Dataset listings of figures:

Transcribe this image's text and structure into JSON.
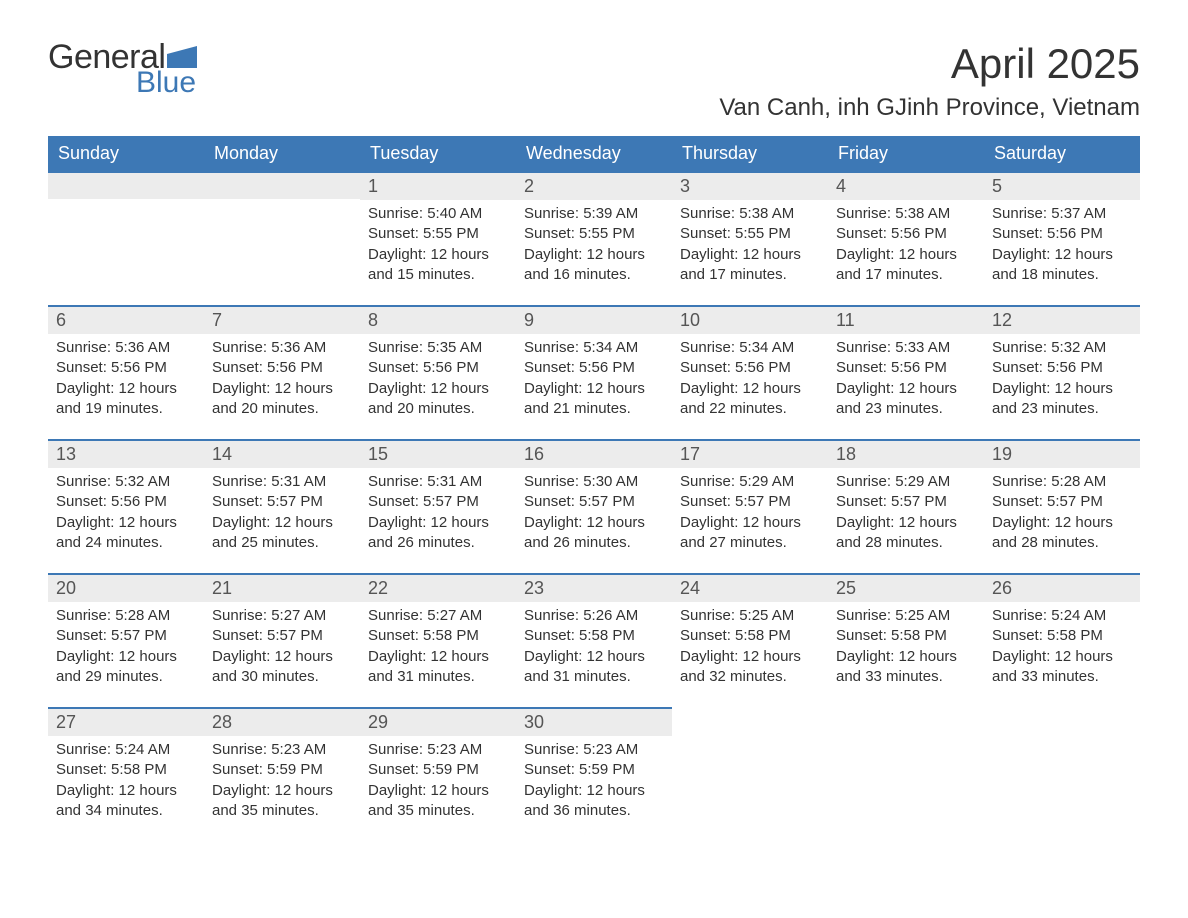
{
  "logo": {
    "word1": "General",
    "word2": "Blue",
    "flag_color": "#3d78b5"
  },
  "title": "April 2025",
  "location": "Van Canh, inh GJinh Province, Vietnam",
  "colors": {
    "header_bg": "#3d78b5",
    "header_text": "#ffffff",
    "daynum_bg": "#ececec",
    "daynum_border": "#3d78b5",
    "body_text": "#333333"
  },
  "fonts": {
    "title_pt": 42,
    "location_pt": 24,
    "th_pt": 18,
    "daynum_pt": 18,
    "body_pt": 15
  },
  "weekdays": [
    "Sunday",
    "Monday",
    "Tuesday",
    "Wednesday",
    "Thursday",
    "Friday",
    "Saturday"
  ],
  "weeks": [
    [
      null,
      null,
      {
        "n": "1",
        "sr": "Sunrise: 5:40 AM",
        "ss": "Sunset: 5:55 PM",
        "d1": "Daylight: 12 hours",
        "d2": "and 15 minutes."
      },
      {
        "n": "2",
        "sr": "Sunrise: 5:39 AM",
        "ss": "Sunset: 5:55 PM",
        "d1": "Daylight: 12 hours",
        "d2": "and 16 minutes."
      },
      {
        "n": "3",
        "sr": "Sunrise: 5:38 AM",
        "ss": "Sunset: 5:55 PM",
        "d1": "Daylight: 12 hours",
        "d2": "and 17 minutes."
      },
      {
        "n": "4",
        "sr": "Sunrise: 5:38 AM",
        "ss": "Sunset: 5:56 PM",
        "d1": "Daylight: 12 hours",
        "d2": "and 17 minutes."
      },
      {
        "n": "5",
        "sr": "Sunrise: 5:37 AM",
        "ss": "Sunset: 5:56 PM",
        "d1": "Daylight: 12 hours",
        "d2": "and 18 minutes."
      }
    ],
    [
      {
        "n": "6",
        "sr": "Sunrise: 5:36 AM",
        "ss": "Sunset: 5:56 PM",
        "d1": "Daylight: 12 hours",
        "d2": "and 19 minutes."
      },
      {
        "n": "7",
        "sr": "Sunrise: 5:36 AM",
        "ss": "Sunset: 5:56 PM",
        "d1": "Daylight: 12 hours",
        "d2": "and 20 minutes."
      },
      {
        "n": "8",
        "sr": "Sunrise: 5:35 AM",
        "ss": "Sunset: 5:56 PM",
        "d1": "Daylight: 12 hours",
        "d2": "and 20 minutes."
      },
      {
        "n": "9",
        "sr": "Sunrise: 5:34 AM",
        "ss": "Sunset: 5:56 PM",
        "d1": "Daylight: 12 hours",
        "d2": "and 21 minutes."
      },
      {
        "n": "10",
        "sr": "Sunrise: 5:34 AM",
        "ss": "Sunset: 5:56 PM",
        "d1": "Daylight: 12 hours",
        "d2": "and 22 minutes."
      },
      {
        "n": "11",
        "sr": "Sunrise: 5:33 AM",
        "ss": "Sunset: 5:56 PM",
        "d1": "Daylight: 12 hours",
        "d2": "and 23 minutes."
      },
      {
        "n": "12",
        "sr": "Sunrise: 5:32 AM",
        "ss": "Sunset: 5:56 PM",
        "d1": "Daylight: 12 hours",
        "d2": "and 23 minutes."
      }
    ],
    [
      {
        "n": "13",
        "sr": "Sunrise: 5:32 AM",
        "ss": "Sunset: 5:56 PM",
        "d1": "Daylight: 12 hours",
        "d2": "and 24 minutes."
      },
      {
        "n": "14",
        "sr": "Sunrise: 5:31 AM",
        "ss": "Sunset: 5:57 PM",
        "d1": "Daylight: 12 hours",
        "d2": "and 25 minutes."
      },
      {
        "n": "15",
        "sr": "Sunrise: 5:31 AM",
        "ss": "Sunset: 5:57 PM",
        "d1": "Daylight: 12 hours",
        "d2": "and 26 minutes."
      },
      {
        "n": "16",
        "sr": "Sunrise: 5:30 AM",
        "ss": "Sunset: 5:57 PM",
        "d1": "Daylight: 12 hours",
        "d2": "and 26 minutes."
      },
      {
        "n": "17",
        "sr": "Sunrise: 5:29 AM",
        "ss": "Sunset: 5:57 PM",
        "d1": "Daylight: 12 hours",
        "d2": "and 27 minutes."
      },
      {
        "n": "18",
        "sr": "Sunrise: 5:29 AM",
        "ss": "Sunset: 5:57 PM",
        "d1": "Daylight: 12 hours",
        "d2": "and 28 minutes."
      },
      {
        "n": "19",
        "sr": "Sunrise: 5:28 AM",
        "ss": "Sunset: 5:57 PM",
        "d1": "Daylight: 12 hours",
        "d2": "and 28 minutes."
      }
    ],
    [
      {
        "n": "20",
        "sr": "Sunrise: 5:28 AM",
        "ss": "Sunset: 5:57 PM",
        "d1": "Daylight: 12 hours",
        "d2": "and 29 minutes."
      },
      {
        "n": "21",
        "sr": "Sunrise: 5:27 AM",
        "ss": "Sunset: 5:57 PM",
        "d1": "Daylight: 12 hours",
        "d2": "and 30 minutes."
      },
      {
        "n": "22",
        "sr": "Sunrise: 5:27 AM",
        "ss": "Sunset: 5:58 PM",
        "d1": "Daylight: 12 hours",
        "d2": "and 31 minutes."
      },
      {
        "n": "23",
        "sr": "Sunrise: 5:26 AM",
        "ss": "Sunset: 5:58 PM",
        "d1": "Daylight: 12 hours",
        "d2": "and 31 minutes."
      },
      {
        "n": "24",
        "sr": "Sunrise: 5:25 AM",
        "ss": "Sunset: 5:58 PM",
        "d1": "Daylight: 12 hours",
        "d2": "and 32 minutes."
      },
      {
        "n": "25",
        "sr": "Sunrise: 5:25 AM",
        "ss": "Sunset: 5:58 PM",
        "d1": "Daylight: 12 hours",
        "d2": "and 33 minutes."
      },
      {
        "n": "26",
        "sr": "Sunrise: 5:24 AM",
        "ss": "Sunset: 5:58 PM",
        "d1": "Daylight: 12 hours",
        "d2": "and 33 minutes."
      }
    ],
    [
      {
        "n": "27",
        "sr": "Sunrise: 5:24 AM",
        "ss": "Sunset: 5:58 PM",
        "d1": "Daylight: 12 hours",
        "d2": "and 34 minutes."
      },
      {
        "n": "28",
        "sr": "Sunrise: 5:23 AM",
        "ss": "Sunset: 5:59 PM",
        "d1": "Daylight: 12 hours",
        "d2": "and 35 minutes."
      },
      {
        "n": "29",
        "sr": "Sunrise: 5:23 AM",
        "ss": "Sunset: 5:59 PM",
        "d1": "Daylight: 12 hours",
        "d2": "and 35 minutes."
      },
      {
        "n": "30",
        "sr": "Sunrise: 5:23 AM",
        "ss": "Sunset: 5:59 PM",
        "d1": "Daylight: 12 hours",
        "d2": "and 36 minutes."
      },
      null,
      null,
      null
    ]
  ]
}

- STATED EXERCISE:
Set down the material above as is, without any pictures.

- SOLUTION:
Transcribe this image's text and structure into JSON.
{
  "logo": {
    "word1": "General",
    "word2": "Blue",
    "flag_color": "#3d78b5"
  },
  "title": "April 2025",
  "location": "Van Canh, inh GJinh Province, Vietnam",
  "colors": {
    "header_bg": "#3d78b5",
    "header_text": "#ffffff",
    "daynum_bg": "#ececec",
    "daynum_border": "#3d78b5",
    "body_text": "#333333"
  },
  "fonts": {
    "title_pt": 42,
    "location_pt": 24,
    "th_pt": 18,
    "daynum_pt": 18,
    "body_pt": 15
  },
  "weekdays": [
    "Sunday",
    "Monday",
    "Tuesday",
    "Wednesday",
    "Thursday",
    "Friday",
    "Saturday"
  ],
  "weeks": [
    [
      null,
      null,
      {
        "n": "1",
        "sr": "Sunrise: 5:40 AM",
        "ss": "Sunset: 5:55 PM",
        "d1": "Daylight: 12 hours",
        "d2": "and 15 minutes."
      },
      {
        "n": "2",
        "sr": "Sunrise: 5:39 AM",
        "ss": "Sunset: 5:55 PM",
        "d1": "Daylight: 12 hours",
        "d2": "and 16 minutes."
      },
      {
        "n": "3",
        "sr": "Sunrise: 5:38 AM",
        "ss": "Sunset: 5:55 PM",
        "d1": "Daylight: 12 hours",
        "d2": "and 17 minutes."
      },
      {
        "n": "4",
        "sr": "Sunrise: 5:38 AM",
        "ss": "Sunset: 5:56 PM",
        "d1": "Daylight: 12 hours",
        "d2": "and 17 minutes."
      },
      {
        "n": "5",
        "sr": "Sunrise: 5:37 AM",
        "ss": "Sunset: 5:56 PM",
        "d1": "Daylight: 12 hours",
        "d2": "and 18 minutes."
      }
    ],
    [
      {
        "n": "6",
        "sr": "Sunrise: 5:36 AM",
        "ss": "Sunset: 5:56 PM",
        "d1": "Daylight: 12 hours",
        "d2": "and 19 minutes."
      },
      {
        "n": "7",
        "sr": "Sunrise: 5:36 AM",
        "ss": "Sunset: 5:56 PM",
        "d1": "Daylight: 12 hours",
        "d2": "and 20 minutes."
      },
      {
        "n": "8",
        "sr": "Sunrise: 5:35 AM",
        "ss": "Sunset: 5:56 PM",
        "d1": "Daylight: 12 hours",
        "d2": "and 20 minutes."
      },
      {
        "n": "9",
        "sr": "Sunrise: 5:34 AM",
        "ss": "Sunset: 5:56 PM",
        "d1": "Daylight: 12 hours",
        "d2": "and 21 minutes."
      },
      {
        "n": "10",
        "sr": "Sunrise: 5:34 AM",
        "ss": "Sunset: 5:56 PM",
        "d1": "Daylight: 12 hours",
        "d2": "and 22 minutes."
      },
      {
        "n": "11",
        "sr": "Sunrise: 5:33 AM",
        "ss": "Sunset: 5:56 PM",
        "d1": "Daylight: 12 hours",
        "d2": "and 23 minutes."
      },
      {
        "n": "12",
        "sr": "Sunrise: 5:32 AM",
        "ss": "Sunset: 5:56 PM",
        "d1": "Daylight: 12 hours",
        "d2": "and 23 minutes."
      }
    ],
    [
      {
        "n": "13",
        "sr": "Sunrise: 5:32 AM",
        "ss": "Sunset: 5:56 PM",
        "d1": "Daylight: 12 hours",
        "d2": "and 24 minutes."
      },
      {
        "n": "14",
        "sr": "Sunrise: 5:31 AM",
        "ss": "Sunset: 5:57 PM",
        "d1": "Daylight: 12 hours",
        "d2": "and 25 minutes."
      },
      {
        "n": "15",
        "sr": "Sunrise: 5:31 AM",
        "ss": "Sunset: 5:57 PM",
        "d1": "Daylight: 12 hours",
        "d2": "and 26 minutes."
      },
      {
        "n": "16",
        "sr": "Sunrise: 5:30 AM",
        "ss": "Sunset: 5:57 PM",
        "d1": "Daylight: 12 hours",
        "d2": "and 26 minutes."
      },
      {
        "n": "17",
        "sr": "Sunrise: 5:29 AM",
        "ss": "Sunset: 5:57 PM",
        "d1": "Daylight: 12 hours",
        "d2": "and 27 minutes."
      },
      {
        "n": "18",
        "sr": "Sunrise: 5:29 AM",
        "ss": "Sunset: 5:57 PM",
        "d1": "Daylight: 12 hours",
        "d2": "and 28 minutes."
      },
      {
        "n": "19",
        "sr": "Sunrise: 5:28 AM",
        "ss": "Sunset: 5:57 PM",
        "d1": "Daylight: 12 hours",
        "d2": "and 28 minutes."
      }
    ],
    [
      {
        "n": "20",
        "sr": "Sunrise: 5:28 AM",
        "ss": "Sunset: 5:57 PM",
        "d1": "Daylight: 12 hours",
        "d2": "and 29 minutes."
      },
      {
        "n": "21",
        "sr": "Sunrise: 5:27 AM",
        "ss": "Sunset: 5:57 PM",
        "d1": "Daylight: 12 hours",
        "d2": "and 30 minutes."
      },
      {
        "n": "22",
        "sr": "Sunrise: 5:27 AM",
        "ss": "Sunset: 5:58 PM",
        "d1": "Daylight: 12 hours",
        "d2": "and 31 minutes."
      },
      {
        "n": "23",
        "sr": "Sunrise: 5:26 AM",
        "ss": "Sunset: 5:58 PM",
        "d1": "Daylight: 12 hours",
        "d2": "and 31 minutes."
      },
      {
        "n": "24",
        "sr": "Sunrise: 5:25 AM",
        "ss": "Sunset: 5:58 PM",
        "d1": "Daylight: 12 hours",
        "d2": "and 32 minutes."
      },
      {
        "n": "25",
        "sr": "Sunrise: 5:25 AM",
        "ss": "Sunset: 5:58 PM",
        "d1": "Daylight: 12 hours",
        "d2": "and 33 minutes."
      },
      {
        "n": "26",
        "sr": "Sunrise: 5:24 AM",
        "ss": "Sunset: 5:58 PM",
        "d1": "Daylight: 12 hours",
        "d2": "and 33 minutes."
      }
    ],
    [
      {
        "n": "27",
        "sr": "Sunrise: 5:24 AM",
        "ss": "Sunset: 5:58 PM",
        "d1": "Daylight: 12 hours",
        "d2": "and 34 minutes."
      },
      {
        "n": "28",
        "sr": "Sunrise: 5:23 AM",
        "ss": "Sunset: 5:59 PM",
        "d1": "Daylight: 12 hours",
        "d2": "and 35 minutes."
      },
      {
        "n": "29",
        "sr": "Sunrise: 5:23 AM",
        "ss": "Sunset: 5:59 PM",
        "d1": "Daylight: 12 hours",
        "d2": "and 35 minutes."
      },
      {
        "n": "30",
        "sr": "Sunrise: 5:23 AM",
        "ss": "Sunset: 5:59 PM",
        "d1": "Daylight: 12 hours",
        "d2": "and 36 minutes."
      },
      null,
      null,
      null
    ]
  ]
}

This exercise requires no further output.